» **Task material**:
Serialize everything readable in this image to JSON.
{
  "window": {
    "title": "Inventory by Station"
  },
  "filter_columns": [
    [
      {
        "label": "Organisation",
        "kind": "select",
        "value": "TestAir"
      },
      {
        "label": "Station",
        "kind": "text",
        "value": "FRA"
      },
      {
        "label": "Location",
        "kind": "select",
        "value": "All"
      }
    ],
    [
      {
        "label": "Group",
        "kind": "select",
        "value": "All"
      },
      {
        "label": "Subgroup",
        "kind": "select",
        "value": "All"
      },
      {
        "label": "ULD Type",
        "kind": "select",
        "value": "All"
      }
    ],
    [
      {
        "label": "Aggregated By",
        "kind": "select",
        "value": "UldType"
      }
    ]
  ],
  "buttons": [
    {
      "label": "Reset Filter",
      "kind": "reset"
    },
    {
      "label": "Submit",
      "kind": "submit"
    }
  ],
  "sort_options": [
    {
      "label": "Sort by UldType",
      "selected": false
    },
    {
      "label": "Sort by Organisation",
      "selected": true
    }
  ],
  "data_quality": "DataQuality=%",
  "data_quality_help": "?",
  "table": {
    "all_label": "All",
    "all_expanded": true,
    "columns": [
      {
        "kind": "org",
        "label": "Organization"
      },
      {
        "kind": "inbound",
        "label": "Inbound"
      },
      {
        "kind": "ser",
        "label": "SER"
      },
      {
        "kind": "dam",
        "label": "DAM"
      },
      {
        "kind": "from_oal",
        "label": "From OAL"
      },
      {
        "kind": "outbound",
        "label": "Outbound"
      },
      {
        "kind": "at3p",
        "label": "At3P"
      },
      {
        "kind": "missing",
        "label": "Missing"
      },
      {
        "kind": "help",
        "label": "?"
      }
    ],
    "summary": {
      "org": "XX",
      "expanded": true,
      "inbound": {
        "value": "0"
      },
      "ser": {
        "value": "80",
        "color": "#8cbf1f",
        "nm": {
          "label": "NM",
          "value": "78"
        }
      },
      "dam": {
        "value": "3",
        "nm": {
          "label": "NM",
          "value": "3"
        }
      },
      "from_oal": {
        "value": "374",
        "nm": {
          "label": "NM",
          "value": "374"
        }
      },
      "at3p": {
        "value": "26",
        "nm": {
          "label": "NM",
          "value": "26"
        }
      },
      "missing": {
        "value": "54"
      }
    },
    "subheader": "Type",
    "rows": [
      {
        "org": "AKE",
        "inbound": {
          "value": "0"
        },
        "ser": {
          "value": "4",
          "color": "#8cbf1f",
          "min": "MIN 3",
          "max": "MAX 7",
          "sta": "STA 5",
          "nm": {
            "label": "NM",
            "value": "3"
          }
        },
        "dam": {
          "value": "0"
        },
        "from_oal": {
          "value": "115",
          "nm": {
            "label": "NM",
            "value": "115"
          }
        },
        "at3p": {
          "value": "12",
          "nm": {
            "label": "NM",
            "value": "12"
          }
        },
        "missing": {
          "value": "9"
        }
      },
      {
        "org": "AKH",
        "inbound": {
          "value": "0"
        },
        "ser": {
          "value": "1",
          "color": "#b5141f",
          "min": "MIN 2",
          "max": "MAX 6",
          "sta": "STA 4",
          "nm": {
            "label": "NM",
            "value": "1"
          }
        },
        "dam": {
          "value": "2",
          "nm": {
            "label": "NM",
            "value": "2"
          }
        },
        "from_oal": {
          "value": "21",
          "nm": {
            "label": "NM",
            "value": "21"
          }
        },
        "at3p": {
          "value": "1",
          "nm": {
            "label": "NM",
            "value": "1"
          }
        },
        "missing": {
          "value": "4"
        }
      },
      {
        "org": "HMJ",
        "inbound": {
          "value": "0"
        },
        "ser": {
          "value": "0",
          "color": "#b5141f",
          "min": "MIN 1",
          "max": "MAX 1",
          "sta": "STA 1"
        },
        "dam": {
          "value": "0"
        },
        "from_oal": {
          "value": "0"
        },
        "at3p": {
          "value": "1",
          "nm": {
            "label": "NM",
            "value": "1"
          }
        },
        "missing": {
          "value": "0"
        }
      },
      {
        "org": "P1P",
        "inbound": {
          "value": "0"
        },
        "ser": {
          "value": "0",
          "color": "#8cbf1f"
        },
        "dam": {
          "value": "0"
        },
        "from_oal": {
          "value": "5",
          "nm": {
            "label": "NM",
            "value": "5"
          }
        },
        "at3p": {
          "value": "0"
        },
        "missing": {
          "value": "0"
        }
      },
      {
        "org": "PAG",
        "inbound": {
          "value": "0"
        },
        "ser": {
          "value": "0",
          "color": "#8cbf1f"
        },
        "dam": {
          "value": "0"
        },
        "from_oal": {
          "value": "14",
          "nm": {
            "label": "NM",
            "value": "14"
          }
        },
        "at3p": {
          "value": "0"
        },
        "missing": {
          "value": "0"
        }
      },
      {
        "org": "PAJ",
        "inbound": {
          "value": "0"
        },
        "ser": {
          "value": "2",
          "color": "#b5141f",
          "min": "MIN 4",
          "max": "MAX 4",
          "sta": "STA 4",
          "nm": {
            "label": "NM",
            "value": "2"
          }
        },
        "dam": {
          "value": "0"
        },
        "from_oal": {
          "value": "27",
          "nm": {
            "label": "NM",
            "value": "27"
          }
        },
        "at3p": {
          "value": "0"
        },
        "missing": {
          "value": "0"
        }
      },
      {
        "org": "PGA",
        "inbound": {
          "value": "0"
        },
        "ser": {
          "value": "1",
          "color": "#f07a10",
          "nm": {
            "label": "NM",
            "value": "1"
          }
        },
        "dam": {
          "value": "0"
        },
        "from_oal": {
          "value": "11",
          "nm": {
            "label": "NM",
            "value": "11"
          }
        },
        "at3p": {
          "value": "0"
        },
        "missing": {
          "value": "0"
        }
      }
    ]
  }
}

» **Job**: Copy every line verbatim.

» **Written answer**:
Serialize everything readable in this image to JSON.
{
  "window": {
    "title": "Inventory by Station"
  },
  "filter_columns": [
    [
      {
        "label": "Organisation",
        "kind": "select",
        "value": "TestAir"
      },
      {
        "label": "Station",
        "kind": "text",
        "value": "FRA"
      },
      {
        "label": "Location",
        "kind": "select",
        "value": "All"
      }
    ],
    [
      {
        "label": "Group",
        "kind": "select",
        "value": "All"
      },
      {
        "label": "Subgroup",
        "kind": "select",
        "value": "All"
      },
      {
        "label": "ULD Type",
        "kind": "select",
        "value": "All"
      }
    ],
    [
      {
        "label": "Aggregated By",
        "kind": "select",
        "value": "UldType"
      }
    ]
  ],
  "buttons": [
    {
      "label": "Reset Filter",
      "kind": "reset"
    },
    {
      "label": "Submit",
      "kind": "submit"
    }
  ],
  "sort_options": [
    {
      "label": "Sort by UldType",
      "selected": false
    },
    {
      "label": "Sort by Organisation",
      "selected": true
    }
  ],
  "data_quality": "DataQuality=%",
  "data_quality_help": "?",
  "table": {
    "all_label": "All",
    "all_expanded": true,
    "columns": [
      {
        "kind": "org",
        "label": "Organization"
      },
      {
        "kind": "inbound",
        "label": "Inbound"
      },
      {
        "kind": "ser",
        "label": "SER"
      },
      {
        "kind": "dam",
        "label": "DAM"
      },
      {
        "kind": "from_oal",
        "label": "From OAL"
      },
      {
        "kind": "outbound",
        "label": "Outbound"
      },
      {
        "kind": "at3p",
        "label": "At3P"
      },
      {
        "kind": "missing",
        "label": "Missing"
      },
      {
        "kind": "help",
        "label": "?"
      }
    ],
    "summary": {
      "org": "XX",
      "expanded": true,
      "inbound": {
        "value": "0"
      },
      "ser": {
        "value": "80",
        "color": "#8cbf1f",
        "nm": {
          "label": "NM",
          "value": "78"
        }
      },
      "dam": {
        "value": "3",
        "nm": {
          "label": "NM",
          "value": "3"
        }
      },
      "from_oal": {
        "value": "374",
        "nm": {
          "label": "NM",
          "value": "374"
        }
      },
      "at3p": {
        "value": "26",
        "nm": {
          "label": "NM",
          "value": "26"
        }
      },
      "missing": {
        "value": "54"
      }
    },
    "subheader": "Type",
    "rows": [
      {
        "org": "AKE",
        "inbound": {
          "value": "0"
        },
        "ser": {
          "value": "4",
          "color": "#8cbf1f",
          "min": "MIN 3",
          "max": "MAX 7",
          "sta": "STA 5",
          "nm": {
            "label": "NM",
            "value": "3"
          }
        },
        "dam": {
          "value": "0"
        },
        "from_oal": {
          "value": "115",
          "nm": {
            "label": "NM",
            "value": "115"
          }
        },
        "at3p": {
          "value": "12",
          "nm": {
            "label": "NM",
            "value": "12"
          }
        },
        "missing": {
          "value": "9"
        }
      },
      {
        "org": "AKH",
        "inbound": {
          "value": "0"
        },
        "ser": {
          "value": "1",
          "color": "#b5141f",
          "min": "MIN 2",
          "max": "MAX 6",
          "sta": "STA 4",
          "nm": {
            "label": "NM",
            "value": "1"
          }
        },
        "dam": {
          "value": "2",
          "nm": {
            "label": "NM",
            "value": "2"
          }
        },
        "from_oal": {
          "value": "21",
          "nm": {
            "label": "NM",
            "value": "21"
          }
        },
        "at3p": {
          "value": "1",
          "nm": {
            "label": "NM",
            "value": "1"
          }
        },
        "missing": {
          "value": "4"
        }
      },
      {
        "org": "HMJ",
        "inbound": {
          "value": "0"
        },
        "ser": {
          "value": "0",
          "color": "#b5141f",
          "min": "MIN 1",
          "max": "MAX 1",
          "sta": "STA 1"
        },
        "dam": {
          "value": "0"
        },
        "from_oal": {
          "value": "0"
        },
        "at3p": {
          "value": "1",
          "nm": {
            "label": "NM",
            "value": "1"
          }
        },
        "missing": {
          "value": "0"
        }
      },
      {
        "org": "P1P",
        "inbound": {
          "value": "0"
        },
        "ser": {
          "value": "0",
          "color": "#8cbf1f"
        },
        "dam": {
          "value": "0"
        },
        "from_oal": {
          "value": "5",
          "nm": {
            "label": "NM",
            "value": "5"
          }
        },
        "at3p": {
          "value": "0"
        },
        "missing": {
          "value": "0"
        }
      },
      {
        "org": "PAG",
        "inbound": {
          "value": "0"
        },
        "ser": {
          "value": "0",
          "color": "#8cbf1f"
        },
        "dam": {
          "value": "0"
        },
        "from_oal": {
          "value": "14",
          "nm": {
            "label": "NM",
            "value": "14"
          }
        },
        "at3p": {
          "value": "0"
        },
        "missing": {
          "value": "0"
        }
      },
      {
        "org": "PAJ",
        "inbound": {
          "value": "0"
        },
        "ser": {
          "value": "2",
          "color": "#b5141f",
          "min": "MIN 4",
          "max": "MAX 4",
          "sta": "STA 4",
          "nm": {
            "label": "NM",
            "value": "2"
          }
        },
        "dam": {
          "value": "0"
        },
        "from_oal": {
          "value": "27",
          "nm": {
            "label": "NM",
            "value": "27"
          }
        },
        "at3p": {
          "value": "0"
        },
        "missing": {
          "value": "0"
        }
      },
      {
        "org": "PGA",
        "inbound": {
          "value": "0"
        },
        "ser": {
          "value": "1",
          "color": "#f07a10",
          "nm": {
            "label": "NM",
            "value": "1"
          }
        },
        "dam": {
          "value": "0"
        },
        "from_oal": {
          "value": "11",
          "nm": {
            "label": "NM",
            "value": "11"
          }
        },
        "at3p": {
          "value": "0"
        },
        "missing": {
          "value": "0"
        }
      }
    ]
  }
}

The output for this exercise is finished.